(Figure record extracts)
**********
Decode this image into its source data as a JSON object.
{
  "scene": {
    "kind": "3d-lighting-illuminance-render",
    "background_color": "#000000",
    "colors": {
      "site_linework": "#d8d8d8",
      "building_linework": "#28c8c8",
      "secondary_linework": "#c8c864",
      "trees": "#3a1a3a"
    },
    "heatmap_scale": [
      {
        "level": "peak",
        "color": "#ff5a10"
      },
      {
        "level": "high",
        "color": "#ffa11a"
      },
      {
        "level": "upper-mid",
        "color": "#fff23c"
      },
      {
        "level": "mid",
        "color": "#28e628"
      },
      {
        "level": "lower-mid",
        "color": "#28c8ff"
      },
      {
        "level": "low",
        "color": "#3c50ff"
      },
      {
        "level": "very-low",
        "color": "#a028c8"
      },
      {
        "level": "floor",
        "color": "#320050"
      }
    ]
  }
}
**********
*Problem to work on*
Repeat all of the records above exactly as they appear.

*Problem solution*
Decode this image into its source data as a JSON object.
{
  "scene": {
    "kind": "3d-lighting-illuminance-render",
    "background_color": "#000000",
    "colors": {
      "site_linework": "#d8d8d8",
      "building_linework": "#28c8c8",
      "secondary_linework": "#c8c864",
      "trees": "#3a1a3a"
    },
    "heatmap_scale": [
      {
        "level": "peak",
        "color": "#ff5a10"
      },
      {
        "level": "high",
        "color": "#ffa11a"
      },
      {
        "level": "upper-mid",
        "color": "#fff23c"
      },
      {
        "level": "mid",
        "color": "#28e628"
      },
      {
        "level": "lower-mid",
        "color": "#28c8ff"
      },
      {
        "level": "low",
        "color": "#3c50ff"
      },
      {
        "level": "very-low",
        "color": "#a028c8"
      },
      {
        "level": "floor",
        "color": "#320050"
      }
    ]
  }
}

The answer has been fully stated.